**Set problem**
Extract all lines containing "badge".

**Supplied data**
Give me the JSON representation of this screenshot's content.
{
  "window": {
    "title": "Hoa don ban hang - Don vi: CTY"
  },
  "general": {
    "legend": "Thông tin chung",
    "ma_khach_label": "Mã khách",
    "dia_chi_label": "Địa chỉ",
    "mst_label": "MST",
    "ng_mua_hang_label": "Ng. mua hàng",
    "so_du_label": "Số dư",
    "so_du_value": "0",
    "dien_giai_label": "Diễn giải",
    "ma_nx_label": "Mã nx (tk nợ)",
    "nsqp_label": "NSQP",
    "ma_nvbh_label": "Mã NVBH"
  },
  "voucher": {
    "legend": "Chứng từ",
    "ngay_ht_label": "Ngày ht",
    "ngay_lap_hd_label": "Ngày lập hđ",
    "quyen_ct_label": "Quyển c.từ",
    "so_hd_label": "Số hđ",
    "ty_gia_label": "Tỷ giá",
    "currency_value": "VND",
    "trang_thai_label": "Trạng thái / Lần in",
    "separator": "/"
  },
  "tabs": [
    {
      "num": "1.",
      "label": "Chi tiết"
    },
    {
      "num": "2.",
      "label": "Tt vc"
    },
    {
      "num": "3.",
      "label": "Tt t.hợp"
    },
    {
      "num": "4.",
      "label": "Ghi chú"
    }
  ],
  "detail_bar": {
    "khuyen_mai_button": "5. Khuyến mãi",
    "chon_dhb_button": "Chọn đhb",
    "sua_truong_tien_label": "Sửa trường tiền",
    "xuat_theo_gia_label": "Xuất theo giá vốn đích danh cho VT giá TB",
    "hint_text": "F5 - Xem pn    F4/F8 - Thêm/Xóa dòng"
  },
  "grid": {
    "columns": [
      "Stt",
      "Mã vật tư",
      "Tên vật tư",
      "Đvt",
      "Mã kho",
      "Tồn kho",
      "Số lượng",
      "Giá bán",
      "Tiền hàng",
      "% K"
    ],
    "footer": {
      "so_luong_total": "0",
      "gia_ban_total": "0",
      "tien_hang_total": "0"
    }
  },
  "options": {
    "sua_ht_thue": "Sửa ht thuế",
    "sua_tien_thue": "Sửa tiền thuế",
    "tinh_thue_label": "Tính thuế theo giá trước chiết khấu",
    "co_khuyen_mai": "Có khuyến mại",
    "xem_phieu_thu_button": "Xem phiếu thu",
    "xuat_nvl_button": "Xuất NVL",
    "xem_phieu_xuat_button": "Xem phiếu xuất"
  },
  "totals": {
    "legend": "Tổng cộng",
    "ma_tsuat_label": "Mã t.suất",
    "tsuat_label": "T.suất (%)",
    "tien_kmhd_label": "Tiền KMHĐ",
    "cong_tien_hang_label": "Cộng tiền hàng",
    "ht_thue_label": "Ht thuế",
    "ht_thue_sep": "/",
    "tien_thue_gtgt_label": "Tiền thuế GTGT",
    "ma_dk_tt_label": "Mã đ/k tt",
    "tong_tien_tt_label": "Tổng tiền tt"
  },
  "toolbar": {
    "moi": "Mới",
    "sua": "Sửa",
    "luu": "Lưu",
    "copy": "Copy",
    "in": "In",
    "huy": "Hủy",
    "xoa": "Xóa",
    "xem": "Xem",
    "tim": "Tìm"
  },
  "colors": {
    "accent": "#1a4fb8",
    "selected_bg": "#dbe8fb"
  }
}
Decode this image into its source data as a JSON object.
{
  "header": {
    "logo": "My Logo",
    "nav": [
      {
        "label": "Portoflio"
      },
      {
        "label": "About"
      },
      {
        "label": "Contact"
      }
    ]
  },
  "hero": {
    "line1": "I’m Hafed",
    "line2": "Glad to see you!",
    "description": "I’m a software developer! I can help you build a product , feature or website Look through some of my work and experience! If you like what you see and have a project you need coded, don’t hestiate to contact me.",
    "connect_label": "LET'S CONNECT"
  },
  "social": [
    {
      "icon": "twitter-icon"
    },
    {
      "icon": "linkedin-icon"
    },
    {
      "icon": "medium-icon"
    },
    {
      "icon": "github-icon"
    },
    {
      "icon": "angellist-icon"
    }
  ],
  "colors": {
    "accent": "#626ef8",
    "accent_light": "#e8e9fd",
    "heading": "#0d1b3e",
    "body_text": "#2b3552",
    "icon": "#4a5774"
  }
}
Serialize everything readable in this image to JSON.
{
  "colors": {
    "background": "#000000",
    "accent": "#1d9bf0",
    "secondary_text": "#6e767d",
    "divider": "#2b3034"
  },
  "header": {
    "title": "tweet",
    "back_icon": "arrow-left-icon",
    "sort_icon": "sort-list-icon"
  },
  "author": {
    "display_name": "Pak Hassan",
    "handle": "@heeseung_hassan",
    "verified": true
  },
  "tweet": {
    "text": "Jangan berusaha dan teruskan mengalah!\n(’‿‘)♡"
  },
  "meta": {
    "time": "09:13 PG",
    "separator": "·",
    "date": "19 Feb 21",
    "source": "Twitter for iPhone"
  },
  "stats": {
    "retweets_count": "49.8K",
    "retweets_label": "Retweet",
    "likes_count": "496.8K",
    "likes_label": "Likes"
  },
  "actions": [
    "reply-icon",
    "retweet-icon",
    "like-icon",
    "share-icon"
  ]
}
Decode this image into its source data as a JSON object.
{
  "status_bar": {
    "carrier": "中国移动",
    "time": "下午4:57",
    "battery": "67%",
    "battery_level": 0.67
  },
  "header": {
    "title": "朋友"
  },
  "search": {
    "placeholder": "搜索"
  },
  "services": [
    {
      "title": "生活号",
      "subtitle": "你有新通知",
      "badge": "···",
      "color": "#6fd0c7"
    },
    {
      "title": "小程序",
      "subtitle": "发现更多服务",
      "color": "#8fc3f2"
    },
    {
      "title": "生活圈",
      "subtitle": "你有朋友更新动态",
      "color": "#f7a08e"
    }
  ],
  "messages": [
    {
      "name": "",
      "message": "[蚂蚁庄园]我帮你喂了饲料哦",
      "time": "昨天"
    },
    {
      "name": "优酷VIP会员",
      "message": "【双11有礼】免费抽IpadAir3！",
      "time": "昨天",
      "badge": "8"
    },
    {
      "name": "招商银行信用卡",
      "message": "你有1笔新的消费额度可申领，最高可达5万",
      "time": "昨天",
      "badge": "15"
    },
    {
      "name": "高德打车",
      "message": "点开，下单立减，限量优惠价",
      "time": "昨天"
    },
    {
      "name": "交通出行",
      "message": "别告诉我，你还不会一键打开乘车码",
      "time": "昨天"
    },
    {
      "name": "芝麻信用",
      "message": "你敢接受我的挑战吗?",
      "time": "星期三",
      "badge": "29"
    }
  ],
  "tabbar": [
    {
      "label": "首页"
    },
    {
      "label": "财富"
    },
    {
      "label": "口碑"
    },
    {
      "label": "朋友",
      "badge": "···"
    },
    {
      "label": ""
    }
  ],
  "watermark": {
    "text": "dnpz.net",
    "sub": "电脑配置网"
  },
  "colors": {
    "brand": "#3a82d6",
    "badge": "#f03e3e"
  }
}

**Solution for this task**
      "badge": "···",
      "badge": "8"
      "badge": "15"
      "badge": "29"
      "badge": "···"
    "badge": "#f03e3e"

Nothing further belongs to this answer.